======== Stored data ========

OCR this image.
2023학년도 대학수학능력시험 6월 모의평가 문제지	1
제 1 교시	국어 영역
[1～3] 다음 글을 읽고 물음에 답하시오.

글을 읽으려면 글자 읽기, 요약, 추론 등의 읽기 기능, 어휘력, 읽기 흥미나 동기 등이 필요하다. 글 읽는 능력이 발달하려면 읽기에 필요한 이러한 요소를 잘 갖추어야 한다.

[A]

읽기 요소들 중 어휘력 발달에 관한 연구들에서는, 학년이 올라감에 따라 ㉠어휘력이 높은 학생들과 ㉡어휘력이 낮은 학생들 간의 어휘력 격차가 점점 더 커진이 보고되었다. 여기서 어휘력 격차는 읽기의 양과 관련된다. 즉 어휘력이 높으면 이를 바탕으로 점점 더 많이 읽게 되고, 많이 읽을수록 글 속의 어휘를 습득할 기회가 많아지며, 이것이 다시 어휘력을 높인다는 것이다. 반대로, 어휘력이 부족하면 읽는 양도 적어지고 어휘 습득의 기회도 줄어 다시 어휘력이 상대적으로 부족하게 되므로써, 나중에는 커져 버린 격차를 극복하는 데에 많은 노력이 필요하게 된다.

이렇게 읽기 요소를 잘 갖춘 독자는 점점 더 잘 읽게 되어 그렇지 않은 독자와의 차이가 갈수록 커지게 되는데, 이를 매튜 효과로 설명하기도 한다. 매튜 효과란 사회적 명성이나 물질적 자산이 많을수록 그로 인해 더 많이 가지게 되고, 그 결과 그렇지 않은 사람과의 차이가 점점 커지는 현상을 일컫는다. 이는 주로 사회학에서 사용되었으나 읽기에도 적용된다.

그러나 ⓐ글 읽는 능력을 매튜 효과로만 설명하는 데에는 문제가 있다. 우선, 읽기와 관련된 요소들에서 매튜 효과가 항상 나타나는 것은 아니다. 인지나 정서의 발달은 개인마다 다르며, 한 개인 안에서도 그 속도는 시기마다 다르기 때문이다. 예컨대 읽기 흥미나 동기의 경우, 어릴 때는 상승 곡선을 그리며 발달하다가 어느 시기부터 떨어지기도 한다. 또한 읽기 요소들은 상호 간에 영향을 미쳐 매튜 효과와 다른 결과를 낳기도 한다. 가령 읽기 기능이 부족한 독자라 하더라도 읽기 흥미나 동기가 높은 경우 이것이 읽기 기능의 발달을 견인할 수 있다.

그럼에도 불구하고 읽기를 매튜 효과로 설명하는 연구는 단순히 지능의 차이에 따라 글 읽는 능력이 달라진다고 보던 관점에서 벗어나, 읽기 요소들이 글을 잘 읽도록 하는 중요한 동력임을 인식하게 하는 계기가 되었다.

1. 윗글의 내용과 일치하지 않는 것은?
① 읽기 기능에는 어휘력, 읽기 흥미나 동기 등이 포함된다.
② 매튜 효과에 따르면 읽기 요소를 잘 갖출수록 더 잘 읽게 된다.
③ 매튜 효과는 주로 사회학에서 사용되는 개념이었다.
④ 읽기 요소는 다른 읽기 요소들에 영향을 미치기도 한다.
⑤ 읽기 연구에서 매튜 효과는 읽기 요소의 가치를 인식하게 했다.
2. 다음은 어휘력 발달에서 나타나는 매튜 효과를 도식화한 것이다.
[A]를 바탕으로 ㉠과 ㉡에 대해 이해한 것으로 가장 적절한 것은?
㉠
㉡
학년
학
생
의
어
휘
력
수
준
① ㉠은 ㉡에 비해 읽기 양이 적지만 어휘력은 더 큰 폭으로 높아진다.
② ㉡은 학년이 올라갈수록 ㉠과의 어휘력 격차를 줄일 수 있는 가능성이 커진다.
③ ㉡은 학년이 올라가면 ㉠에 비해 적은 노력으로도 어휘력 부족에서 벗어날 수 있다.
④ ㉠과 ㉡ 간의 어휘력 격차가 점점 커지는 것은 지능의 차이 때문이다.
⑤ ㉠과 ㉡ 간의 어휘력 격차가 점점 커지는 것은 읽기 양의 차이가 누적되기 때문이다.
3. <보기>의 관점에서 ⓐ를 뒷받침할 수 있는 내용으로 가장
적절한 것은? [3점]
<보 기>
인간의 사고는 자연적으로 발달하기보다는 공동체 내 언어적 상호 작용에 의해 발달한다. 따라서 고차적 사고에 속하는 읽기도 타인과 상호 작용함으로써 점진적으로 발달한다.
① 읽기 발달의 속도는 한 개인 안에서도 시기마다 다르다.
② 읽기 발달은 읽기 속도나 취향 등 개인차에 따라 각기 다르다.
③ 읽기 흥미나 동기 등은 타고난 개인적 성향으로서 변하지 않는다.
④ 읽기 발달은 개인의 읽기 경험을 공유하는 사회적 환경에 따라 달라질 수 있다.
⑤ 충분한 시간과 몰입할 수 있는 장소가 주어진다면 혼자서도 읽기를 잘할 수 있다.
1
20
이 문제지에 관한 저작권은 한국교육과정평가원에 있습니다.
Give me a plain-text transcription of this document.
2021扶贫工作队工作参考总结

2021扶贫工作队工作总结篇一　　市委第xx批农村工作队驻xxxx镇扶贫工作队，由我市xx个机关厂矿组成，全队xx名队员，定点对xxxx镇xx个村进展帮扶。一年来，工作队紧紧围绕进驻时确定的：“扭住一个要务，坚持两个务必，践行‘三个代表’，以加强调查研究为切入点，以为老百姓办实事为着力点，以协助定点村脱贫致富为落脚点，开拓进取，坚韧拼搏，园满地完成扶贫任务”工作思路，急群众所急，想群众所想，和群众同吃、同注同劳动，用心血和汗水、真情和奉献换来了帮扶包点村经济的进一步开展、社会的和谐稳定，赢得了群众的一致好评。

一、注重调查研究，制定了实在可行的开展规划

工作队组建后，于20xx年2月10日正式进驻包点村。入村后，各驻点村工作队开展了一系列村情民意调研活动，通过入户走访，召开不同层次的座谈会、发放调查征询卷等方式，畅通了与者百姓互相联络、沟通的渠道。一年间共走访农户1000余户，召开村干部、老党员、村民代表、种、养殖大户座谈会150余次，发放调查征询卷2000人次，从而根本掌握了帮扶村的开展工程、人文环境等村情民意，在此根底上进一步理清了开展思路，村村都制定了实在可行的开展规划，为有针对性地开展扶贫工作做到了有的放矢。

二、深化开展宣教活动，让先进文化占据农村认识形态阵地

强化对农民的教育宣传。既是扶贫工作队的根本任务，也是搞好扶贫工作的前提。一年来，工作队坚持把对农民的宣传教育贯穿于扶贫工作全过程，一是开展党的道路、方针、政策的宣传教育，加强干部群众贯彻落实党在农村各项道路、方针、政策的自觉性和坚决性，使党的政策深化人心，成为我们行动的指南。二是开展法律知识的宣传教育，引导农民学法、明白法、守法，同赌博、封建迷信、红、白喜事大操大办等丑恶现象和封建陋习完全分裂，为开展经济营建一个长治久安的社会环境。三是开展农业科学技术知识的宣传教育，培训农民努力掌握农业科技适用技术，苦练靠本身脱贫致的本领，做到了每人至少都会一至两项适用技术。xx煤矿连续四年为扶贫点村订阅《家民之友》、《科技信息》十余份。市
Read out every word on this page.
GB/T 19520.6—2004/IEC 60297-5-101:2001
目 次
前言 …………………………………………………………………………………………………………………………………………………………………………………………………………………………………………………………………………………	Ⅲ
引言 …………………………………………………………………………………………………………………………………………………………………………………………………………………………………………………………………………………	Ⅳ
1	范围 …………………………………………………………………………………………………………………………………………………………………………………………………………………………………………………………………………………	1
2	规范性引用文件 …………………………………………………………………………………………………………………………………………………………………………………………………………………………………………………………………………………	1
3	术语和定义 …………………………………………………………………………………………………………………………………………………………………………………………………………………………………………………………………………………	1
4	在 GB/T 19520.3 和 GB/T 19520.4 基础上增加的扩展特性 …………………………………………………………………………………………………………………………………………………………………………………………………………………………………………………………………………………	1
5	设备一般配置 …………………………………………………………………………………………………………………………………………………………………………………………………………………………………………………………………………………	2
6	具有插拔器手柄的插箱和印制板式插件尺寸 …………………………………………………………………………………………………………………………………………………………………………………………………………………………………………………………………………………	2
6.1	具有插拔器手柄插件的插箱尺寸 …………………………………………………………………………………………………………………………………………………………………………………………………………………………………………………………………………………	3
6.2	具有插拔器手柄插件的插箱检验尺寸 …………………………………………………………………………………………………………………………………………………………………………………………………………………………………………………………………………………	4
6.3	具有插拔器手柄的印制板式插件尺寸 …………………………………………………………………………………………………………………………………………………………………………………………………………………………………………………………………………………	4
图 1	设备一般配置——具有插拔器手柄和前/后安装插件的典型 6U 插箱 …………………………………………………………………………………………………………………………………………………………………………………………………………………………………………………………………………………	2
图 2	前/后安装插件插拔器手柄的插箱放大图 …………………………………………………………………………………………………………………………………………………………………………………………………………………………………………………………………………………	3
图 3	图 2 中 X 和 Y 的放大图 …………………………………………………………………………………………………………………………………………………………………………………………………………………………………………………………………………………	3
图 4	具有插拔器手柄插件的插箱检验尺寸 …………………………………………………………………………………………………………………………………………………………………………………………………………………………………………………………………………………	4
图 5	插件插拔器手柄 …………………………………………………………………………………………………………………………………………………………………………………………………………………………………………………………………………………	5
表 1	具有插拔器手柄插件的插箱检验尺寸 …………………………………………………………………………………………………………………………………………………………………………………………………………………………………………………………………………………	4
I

========

= Written exercise =
Give every line of the material that includes the string "때문이다".

= Finished exercise =
그러나 ⓐ글 읽는 능력을 매튜 효과로만 설명하는 데에는 문제가 있다. 우선, 읽기와 관련된 요소들에서 매튜 효과가 항상 나타나는 것은 아니다. 인지나 정서의 발달은 개인마다 다르며, 한 개인 안에서도 그 속도는 시기마다 다르기 때문이다. 예컨대 읽기 흥미나 동기의 경우, 어릴 때는 상승 곡선을 그리며 발달하다가 어느 시기부터 떨어지기도 한다. 또한 읽기 요소들은 상호 간에 영향을 미쳐 매튜 효과와 다른 결과를 낳기도 한다. 가령 읽기 기능이 부족한 독자라 하더라도 읽기 흥미나 동기가 높은 경우 이것이 읽기 기능의 발달을 견인할 수 있다.
④ ㉠과 ㉡ 간의 어휘력 격차가 점점 커지는 것은 지능의 차이 때문이다.
⑤ ㉠과 ㉡ 간의 어휘력 격차가 점점 커지는 것은 읽기 양의 차이가 누적되기 때문이다.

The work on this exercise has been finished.